■ ENTRIES PROVIDED ■
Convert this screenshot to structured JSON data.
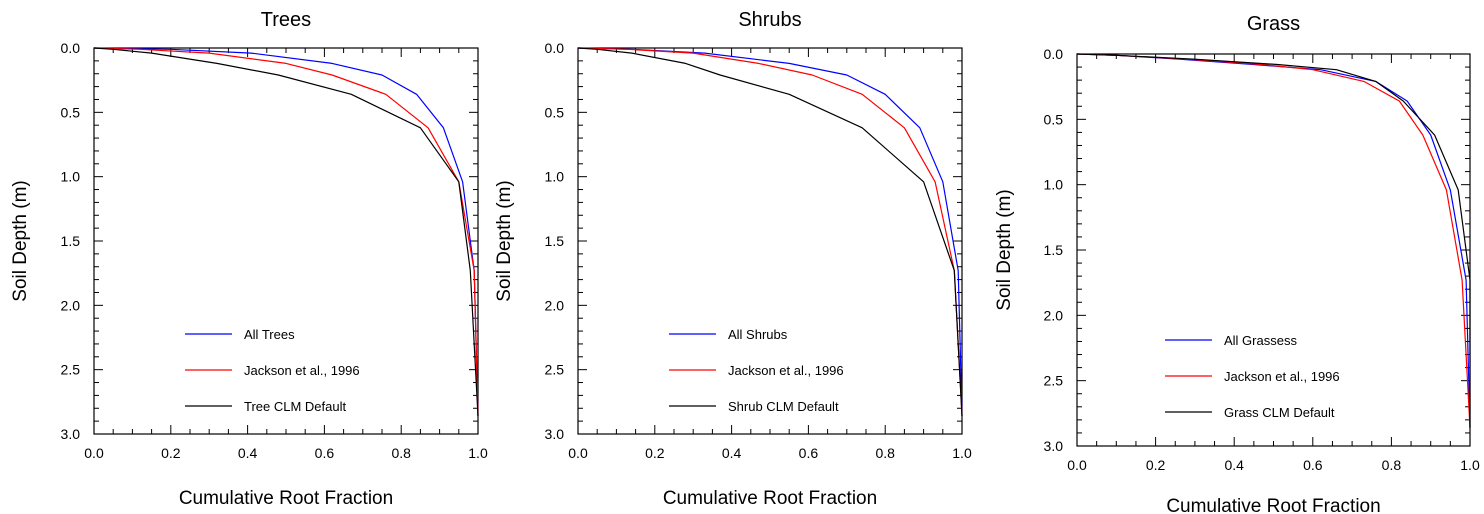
{
  "chart_data": [
    {
      "type": "line",
      "title": "Trees",
      "xlabel": "Cumulative Root Fraction",
      "ylabel": "Soil Depth (m)",
      "xlim": [
        0.0,
        1.0
      ],
      "ylim": [
        0.0,
        3.0
      ],
      "y_inverted": true,
      "x_ticks": [
        "0.0",
        "0.2",
        "0.4",
        "0.6",
        "0.8",
        "1.0"
      ],
      "y_ticks": [
        "0.0",
        "0.5",
        "1.0",
        "1.5",
        "2.0",
        "2.5",
        "3.0"
      ],
      "grid": false,
      "legend_position": "bottom-center",
      "series": [
        {
          "name": "All Trees",
          "color": "#0000ff",
          "x": [
            0.0,
            0.2,
            0.41,
            0.62,
            0.75,
            0.84,
            0.91,
            0.96,
            0.99,
            1.0
          ],
          "y": [
            0.0,
            0.01,
            0.04,
            0.12,
            0.21,
            0.36,
            0.62,
            1.04,
            1.73,
            2.86
          ]
        },
        {
          "name": "Jackson et al., 1996",
          "color": "#ff0000",
          "x": [
            0.0,
            0.12,
            0.3,
            0.5,
            0.62,
            0.76,
            0.87,
            0.95,
            0.99,
            1.0
          ],
          "y": [
            0.0,
            0.01,
            0.04,
            0.12,
            0.21,
            0.36,
            0.62,
            1.04,
            1.73,
            2.86
          ]
        },
        {
          "name": "Tree CLM Default",
          "color": "#000000",
          "x": [
            0.0,
            0.05,
            0.15,
            0.32,
            0.48,
            0.67,
            0.85,
            0.95,
            0.98,
            1.0
          ],
          "y": [
            0.0,
            0.01,
            0.04,
            0.12,
            0.21,
            0.36,
            0.62,
            1.04,
            1.73,
            2.86
          ]
        }
      ]
    },
    {
      "type": "line",
      "title": "Shrubs",
      "xlabel": "Cumulative Root Fraction",
      "ylabel": "Soil Depth (m)",
      "xlim": [
        0.0,
        1.0
      ],
      "ylim": [
        0.0,
        3.0
      ],
      "y_inverted": true,
      "x_ticks": [
        "0.0",
        "0.2",
        "0.4",
        "0.6",
        "0.8",
        "1.0"
      ],
      "y_ticks": [
        "0.0",
        "0.5",
        "1.0",
        "1.5",
        "2.0",
        "2.5",
        "3.0"
      ],
      "grid": false,
      "legend_position": "bottom-center",
      "series": [
        {
          "name": "All Shrubs",
          "color": "#0000ff",
          "x": [
            0.0,
            0.14,
            0.33,
            0.55,
            0.7,
            0.8,
            0.89,
            0.95,
            0.99,
            1.0
          ],
          "y": [
            0.0,
            0.01,
            0.04,
            0.12,
            0.21,
            0.36,
            0.62,
            1.04,
            1.73,
            2.86
          ]
        },
        {
          "name": "Jackson et al., 1996",
          "color": "#ff0000",
          "x": [
            0.0,
            0.13,
            0.3,
            0.47,
            0.61,
            0.74,
            0.85,
            0.93,
            0.98,
            1.0
          ],
          "y": [
            0.0,
            0.01,
            0.04,
            0.12,
            0.21,
            0.36,
            0.62,
            1.04,
            1.73,
            2.86
          ]
        },
        {
          "name": "Shrub CLM Default",
          "color": "#000000",
          "x": [
            0.0,
            0.05,
            0.14,
            0.28,
            0.37,
            0.55,
            0.74,
            0.9,
            0.98,
            1.0
          ],
          "y": [
            0.0,
            0.01,
            0.04,
            0.12,
            0.21,
            0.36,
            0.62,
            1.04,
            1.73,
            2.86
          ]
        }
      ]
    },
    {
      "type": "line",
      "title": "Grass",
      "xlabel": "Cumulative Root Fraction",
      "ylabel": "Soil Depth (m)",
      "xlim": [
        0.0,
        1.0
      ],
      "ylim": [
        0.0,
        3.0
      ],
      "y_inverted": true,
      "x_ticks": [
        "0.0",
        "0.2",
        "0.4",
        "0.6",
        "0.8",
        "1.0"
      ],
      "y_ticks": [
        "0.0",
        "0.5",
        "1.0",
        "1.5",
        "2.0",
        "2.5",
        "3.0"
      ],
      "grid": false,
      "legend_position": "bottom-center",
      "series": [
        {
          "name": "All Grassess",
          "color": "#0000ff",
          "x": [
            0.0,
            0.1,
            0.26,
            0.45,
            0.62,
            0.76,
            0.84,
            0.9,
            0.95,
            0.99,
            1.0
          ],
          "y": [
            0.0,
            0.01,
            0.04,
            0.08,
            0.12,
            0.21,
            0.36,
            0.62,
            1.04,
            1.73,
            2.86
          ]
        },
        {
          "name": "Jackson et al., 1996",
          "color": "#ff0000",
          "x": [
            0.0,
            0.1,
            0.28,
            0.47,
            0.6,
            0.73,
            0.82,
            0.88,
            0.94,
            0.98,
            1.0
          ],
          "y": [
            0.0,
            0.01,
            0.04,
            0.08,
            0.12,
            0.21,
            0.36,
            0.62,
            1.04,
            1.73,
            2.86
          ]
        },
        {
          "name": "Grass CLM Default",
          "color": "#000000",
          "x": [
            0.0,
            0.1,
            0.3,
            0.51,
            0.66,
            0.76,
            0.83,
            0.91,
            0.97,
            1.0,
            1.0
          ],
          "y": [
            0.0,
            0.01,
            0.04,
            0.08,
            0.12,
            0.21,
            0.36,
            0.62,
            1.04,
            1.73,
            2.86
          ]
        }
      ]
    }
  ]
}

■ YOUR GOAL ■
Any pictures should be dropped; transcribe the rest of the records above exactly.

■ ANSWER TO THE TASK ■
Convert this screenshot to structured JSON data.
{
  "chart_data": [
    {
      "type": "line",
      "title": "Trees",
      "xlabel": "Cumulative Root Fraction",
      "ylabel": "Soil Depth (m)",
      "xlim": [
        0.0,
        1.0
      ],
      "ylim": [
        0.0,
        3.0
      ],
      "y_inverted": true,
      "x_ticks": [
        "0.0",
        "0.2",
        "0.4",
        "0.6",
        "0.8",
        "1.0"
      ],
      "y_ticks": [
        "0.0",
        "0.5",
        "1.0",
        "1.5",
        "2.0",
        "2.5",
        "3.0"
      ],
      "grid": false,
      "legend_position": "bottom-center",
      "series": [
        {
          "name": "All Trees",
          "color": "#0000ff",
          "x": [
            0.0,
            0.2,
            0.41,
            0.62,
            0.75,
            0.84,
            0.91,
            0.96,
            0.99,
            1.0
          ],
          "y": [
            0.0,
            0.01,
            0.04,
            0.12,
            0.21,
            0.36,
            0.62,
            1.04,
            1.73,
            2.86
          ]
        },
        {
          "name": "Jackson et al., 1996",
          "color": "#ff0000",
          "x": [
            0.0,
            0.12,
            0.3,
            0.5,
            0.62,
            0.76,
            0.87,
            0.95,
            0.99,
            1.0
          ],
          "y": [
            0.0,
            0.01,
            0.04,
            0.12,
            0.21,
            0.36,
            0.62,
            1.04,
            1.73,
            2.86
          ]
        },
        {
          "name": "Tree CLM Default",
          "color": "#000000",
          "x": [
            0.0,
            0.05,
            0.15,
            0.32,
            0.48,
            0.67,
            0.85,
            0.95,
            0.98,
            1.0
          ],
          "y": [
            0.0,
            0.01,
            0.04,
            0.12,
            0.21,
            0.36,
            0.62,
            1.04,
            1.73,
            2.86
          ]
        }
      ]
    },
    {
      "type": "line",
      "title": "Shrubs",
      "xlabel": "Cumulative Root Fraction",
      "ylabel": "Soil Depth (m)",
      "xlim": [
        0.0,
        1.0
      ],
      "ylim": [
        0.0,
        3.0
      ],
      "y_inverted": true,
      "x_ticks": [
        "0.0",
        "0.2",
        "0.4",
        "0.6",
        "0.8",
        "1.0"
      ],
      "y_ticks": [
        "0.0",
        "0.5",
        "1.0",
        "1.5",
        "2.0",
        "2.5",
        "3.0"
      ],
      "grid": false,
      "legend_position": "bottom-center",
      "series": [
        {
          "name": "All Shrubs",
          "color": "#0000ff",
          "x": [
            0.0,
            0.14,
            0.33,
            0.55,
            0.7,
            0.8,
            0.89,
            0.95,
            0.99,
            1.0
          ],
          "y": [
            0.0,
            0.01,
            0.04,
            0.12,
            0.21,
            0.36,
            0.62,
            1.04,
            1.73,
            2.86
          ]
        },
        {
          "name": "Jackson et al., 1996",
          "color": "#ff0000",
          "x": [
            0.0,
            0.13,
            0.3,
            0.47,
            0.61,
            0.74,
            0.85,
            0.93,
            0.98,
            1.0
          ],
          "y": [
            0.0,
            0.01,
            0.04,
            0.12,
            0.21,
            0.36,
            0.62,
            1.04,
            1.73,
            2.86
          ]
        },
        {
          "name": "Shrub CLM Default",
          "color": "#000000",
          "x": [
            0.0,
            0.05,
            0.14,
            0.28,
            0.37,
            0.55,
            0.74,
            0.9,
            0.98,
            1.0
          ],
          "y": [
            0.0,
            0.01,
            0.04,
            0.12,
            0.21,
            0.36,
            0.62,
            1.04,
            1.73,
            2.86
          ]
        }
      ]
    },
    {
      "type": "line",
      "title": "Grass",
      "xlabel": "Cumulative Root Fraction",
      "ylabel": "Soil Depth (m)",
      "xlim": [
        0.0,
        1.0
      ],
      "ylim": [
        0.0,
        3.0
      ],
      "y_inverted": true,
      "x_ticks": [
        "0.0",
        "0.2",
        "0.4",
        "0.6",
        "0.8",
        "1.0"
      ],
      "y_ticks": [
        "0.0",
        "0.5",
        "1.0",
        "1.5",
        "2.0",
        "2.5",
        "3.0"
      ],
      "grid": false,
      "legend_position": "bottom-center",
      "series": [
        {
          "name": "All Grassess",
          "color": "#0000ff",
          "x": [
            0.0,
            0.1,
            0.26,
            0.45,
            0.62,
            0.76,
            0.84,
            0.9,
            0.95,
            0.99,
            1.0
          ],
          "y": [
            0.0,
            0.01,
            0.04,
            0.08,
            0.12,
            0.21,
            0.36,
            0.62,
            1.04,
            1.73,
            2.86
          ]
        },
        {
          "name": "Jackson et al., 1996",
          "color": "#ff0000",
          "x": [
            0.0,
            0.1,
            0.28,
            0.47,
            0.6,
            0.73,
            0.82,
            0.88,
            0.94,
            0.98,
            1.0
          ],
          "y": [
            0.0,
            0.01,
            0.04,
            0.08,
            0.12,
            0.21,
            0.36,
            0.62,
            1.04,
            1.73,
            2.86
          ]
        },
        {
          "name": "Grass CLM Default",
          "color": "#000000",
          "x": [
            0.0,
            0.1,
            0.3,
            0.51,
            0.66,
            0.76,
            0.83,
            0.91,
            0.97,
            1.0,
            1.0
          ],
          "y": [
            0.0,
            0.01,
            0.04,
            0.08,
            0.12,
            0.21,
            0.36,
            0.62,
            1.04,
            1.73,
            2.86
          ]
        }
      ]
    }
  ]
}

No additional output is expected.